> _THE EXERCISE_: Find the string "JSON" in the data, then copy every line where it is found.
##### INPUT MATERIAL #####
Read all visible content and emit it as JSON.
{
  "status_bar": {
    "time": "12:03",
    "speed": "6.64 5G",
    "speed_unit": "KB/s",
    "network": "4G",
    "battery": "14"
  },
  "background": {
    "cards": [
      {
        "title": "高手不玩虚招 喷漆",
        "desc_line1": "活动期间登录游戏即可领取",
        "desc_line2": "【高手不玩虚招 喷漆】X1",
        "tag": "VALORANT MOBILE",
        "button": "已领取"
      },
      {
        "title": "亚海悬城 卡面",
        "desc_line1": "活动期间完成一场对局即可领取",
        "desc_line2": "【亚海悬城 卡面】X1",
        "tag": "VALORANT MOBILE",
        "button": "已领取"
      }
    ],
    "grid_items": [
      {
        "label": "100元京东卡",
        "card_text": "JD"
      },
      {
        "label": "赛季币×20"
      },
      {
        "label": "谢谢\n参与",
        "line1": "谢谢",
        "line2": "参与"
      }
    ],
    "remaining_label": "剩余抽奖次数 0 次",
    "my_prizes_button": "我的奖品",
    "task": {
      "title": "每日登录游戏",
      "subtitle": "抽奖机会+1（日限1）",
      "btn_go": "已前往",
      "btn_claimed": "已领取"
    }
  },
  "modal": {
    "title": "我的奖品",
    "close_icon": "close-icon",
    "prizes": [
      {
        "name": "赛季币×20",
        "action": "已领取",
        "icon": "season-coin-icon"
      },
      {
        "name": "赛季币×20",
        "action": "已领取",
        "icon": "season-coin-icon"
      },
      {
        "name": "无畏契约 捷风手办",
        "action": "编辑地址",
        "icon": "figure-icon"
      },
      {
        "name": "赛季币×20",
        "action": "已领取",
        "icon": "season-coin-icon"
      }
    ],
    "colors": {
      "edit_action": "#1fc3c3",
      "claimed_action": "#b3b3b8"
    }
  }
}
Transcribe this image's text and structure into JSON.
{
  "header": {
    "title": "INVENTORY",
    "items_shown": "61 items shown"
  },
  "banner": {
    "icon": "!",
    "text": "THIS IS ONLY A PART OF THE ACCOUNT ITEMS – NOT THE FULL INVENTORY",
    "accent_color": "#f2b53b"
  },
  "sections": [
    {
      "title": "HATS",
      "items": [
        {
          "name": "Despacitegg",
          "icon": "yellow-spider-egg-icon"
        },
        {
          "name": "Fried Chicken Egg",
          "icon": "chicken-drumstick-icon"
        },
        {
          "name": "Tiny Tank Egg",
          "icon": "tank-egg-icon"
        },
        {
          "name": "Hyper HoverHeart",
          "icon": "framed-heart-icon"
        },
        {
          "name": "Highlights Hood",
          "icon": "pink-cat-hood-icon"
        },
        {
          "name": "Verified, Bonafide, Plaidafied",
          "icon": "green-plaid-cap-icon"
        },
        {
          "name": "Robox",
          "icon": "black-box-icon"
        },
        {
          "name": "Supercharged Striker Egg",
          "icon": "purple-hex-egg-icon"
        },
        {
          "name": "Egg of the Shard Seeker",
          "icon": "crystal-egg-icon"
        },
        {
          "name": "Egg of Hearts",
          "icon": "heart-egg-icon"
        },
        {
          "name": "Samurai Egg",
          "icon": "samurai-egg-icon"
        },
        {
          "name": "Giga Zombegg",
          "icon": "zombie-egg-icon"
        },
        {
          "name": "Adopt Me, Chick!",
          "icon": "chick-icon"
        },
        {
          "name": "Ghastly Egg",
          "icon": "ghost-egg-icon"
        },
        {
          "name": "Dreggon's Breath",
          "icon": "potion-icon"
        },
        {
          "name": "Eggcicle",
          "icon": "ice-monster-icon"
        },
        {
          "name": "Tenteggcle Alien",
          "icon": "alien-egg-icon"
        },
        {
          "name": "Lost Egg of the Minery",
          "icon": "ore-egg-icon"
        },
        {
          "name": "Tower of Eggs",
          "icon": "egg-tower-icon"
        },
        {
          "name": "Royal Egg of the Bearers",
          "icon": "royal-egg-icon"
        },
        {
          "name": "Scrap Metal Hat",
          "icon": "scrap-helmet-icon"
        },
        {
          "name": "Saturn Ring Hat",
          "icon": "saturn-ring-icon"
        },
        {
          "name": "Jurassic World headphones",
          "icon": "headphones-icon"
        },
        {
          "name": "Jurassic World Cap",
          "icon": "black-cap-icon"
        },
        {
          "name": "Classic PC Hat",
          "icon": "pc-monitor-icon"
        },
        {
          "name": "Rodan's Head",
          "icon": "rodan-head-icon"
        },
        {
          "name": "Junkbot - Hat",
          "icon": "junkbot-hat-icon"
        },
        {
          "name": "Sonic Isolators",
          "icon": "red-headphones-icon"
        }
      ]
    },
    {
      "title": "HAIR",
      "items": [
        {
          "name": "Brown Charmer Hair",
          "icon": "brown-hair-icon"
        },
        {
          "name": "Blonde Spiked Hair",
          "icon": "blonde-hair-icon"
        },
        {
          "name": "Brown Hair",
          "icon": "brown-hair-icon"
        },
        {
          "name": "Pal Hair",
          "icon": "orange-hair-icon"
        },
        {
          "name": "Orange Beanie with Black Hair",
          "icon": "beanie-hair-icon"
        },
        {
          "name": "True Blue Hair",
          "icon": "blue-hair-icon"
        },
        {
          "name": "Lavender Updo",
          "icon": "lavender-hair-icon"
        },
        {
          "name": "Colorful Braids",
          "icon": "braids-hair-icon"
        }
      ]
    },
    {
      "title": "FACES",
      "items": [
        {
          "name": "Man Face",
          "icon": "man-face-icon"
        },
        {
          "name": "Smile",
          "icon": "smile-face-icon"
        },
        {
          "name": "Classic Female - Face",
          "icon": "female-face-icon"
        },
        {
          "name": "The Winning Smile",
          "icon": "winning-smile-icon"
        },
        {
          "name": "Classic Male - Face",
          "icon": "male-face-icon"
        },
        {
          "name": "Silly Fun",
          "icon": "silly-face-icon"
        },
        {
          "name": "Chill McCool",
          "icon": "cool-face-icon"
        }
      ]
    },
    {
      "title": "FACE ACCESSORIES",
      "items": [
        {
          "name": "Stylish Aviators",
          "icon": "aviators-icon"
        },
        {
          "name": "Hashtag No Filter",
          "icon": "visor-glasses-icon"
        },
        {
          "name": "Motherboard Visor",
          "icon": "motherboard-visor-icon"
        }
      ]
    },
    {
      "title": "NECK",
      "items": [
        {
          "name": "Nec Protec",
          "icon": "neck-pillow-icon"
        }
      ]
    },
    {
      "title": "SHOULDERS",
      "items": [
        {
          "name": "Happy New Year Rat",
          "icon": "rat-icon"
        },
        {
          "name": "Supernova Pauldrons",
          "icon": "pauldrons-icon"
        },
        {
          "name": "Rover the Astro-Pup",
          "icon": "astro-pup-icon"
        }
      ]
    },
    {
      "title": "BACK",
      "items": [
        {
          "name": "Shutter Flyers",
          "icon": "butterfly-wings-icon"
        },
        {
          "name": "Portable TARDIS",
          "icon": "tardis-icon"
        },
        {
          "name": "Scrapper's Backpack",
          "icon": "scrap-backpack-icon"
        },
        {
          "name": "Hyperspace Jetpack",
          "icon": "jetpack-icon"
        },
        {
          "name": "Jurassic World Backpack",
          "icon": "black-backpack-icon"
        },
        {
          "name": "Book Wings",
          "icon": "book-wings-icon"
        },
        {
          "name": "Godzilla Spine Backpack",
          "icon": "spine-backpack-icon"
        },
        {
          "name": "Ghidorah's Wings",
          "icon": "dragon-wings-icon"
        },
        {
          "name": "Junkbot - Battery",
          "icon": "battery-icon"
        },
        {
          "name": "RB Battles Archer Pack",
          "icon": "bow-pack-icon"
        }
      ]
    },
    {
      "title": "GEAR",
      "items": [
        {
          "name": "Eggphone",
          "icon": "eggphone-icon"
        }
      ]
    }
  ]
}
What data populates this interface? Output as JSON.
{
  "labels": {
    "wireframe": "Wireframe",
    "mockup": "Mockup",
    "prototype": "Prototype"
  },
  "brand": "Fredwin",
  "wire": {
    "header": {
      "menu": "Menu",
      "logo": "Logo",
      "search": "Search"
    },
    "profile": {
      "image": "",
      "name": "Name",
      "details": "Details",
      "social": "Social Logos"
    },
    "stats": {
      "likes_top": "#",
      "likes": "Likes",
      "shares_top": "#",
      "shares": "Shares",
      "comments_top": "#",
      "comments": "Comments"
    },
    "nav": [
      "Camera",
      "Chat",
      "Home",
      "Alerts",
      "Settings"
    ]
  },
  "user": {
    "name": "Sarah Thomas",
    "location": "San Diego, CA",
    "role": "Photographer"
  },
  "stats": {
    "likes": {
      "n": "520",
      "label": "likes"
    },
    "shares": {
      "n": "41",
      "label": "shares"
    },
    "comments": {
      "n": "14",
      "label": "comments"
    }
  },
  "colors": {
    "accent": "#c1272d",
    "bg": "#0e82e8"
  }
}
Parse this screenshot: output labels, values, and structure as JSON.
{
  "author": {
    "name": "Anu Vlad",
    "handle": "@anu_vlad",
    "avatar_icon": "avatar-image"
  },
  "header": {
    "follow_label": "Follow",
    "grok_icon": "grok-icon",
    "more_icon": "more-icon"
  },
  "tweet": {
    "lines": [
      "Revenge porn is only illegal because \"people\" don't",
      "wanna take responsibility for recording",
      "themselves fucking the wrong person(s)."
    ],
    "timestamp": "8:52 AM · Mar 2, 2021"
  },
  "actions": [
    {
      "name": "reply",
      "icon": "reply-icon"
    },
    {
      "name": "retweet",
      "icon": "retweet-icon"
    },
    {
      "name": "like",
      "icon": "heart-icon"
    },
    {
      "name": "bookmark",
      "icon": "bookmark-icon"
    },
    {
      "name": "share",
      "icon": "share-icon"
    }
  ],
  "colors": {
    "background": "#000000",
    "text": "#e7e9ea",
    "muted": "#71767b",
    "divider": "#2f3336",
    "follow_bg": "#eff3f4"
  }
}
#####
> _CORRECT ANSWER_:
Read all visible content and emit it as JSON.
Transcribe this image's text and structure into JSON.
What data populates this interface? Output as JSON.
Parse this screenshot: output labels, values, and structure as JSON.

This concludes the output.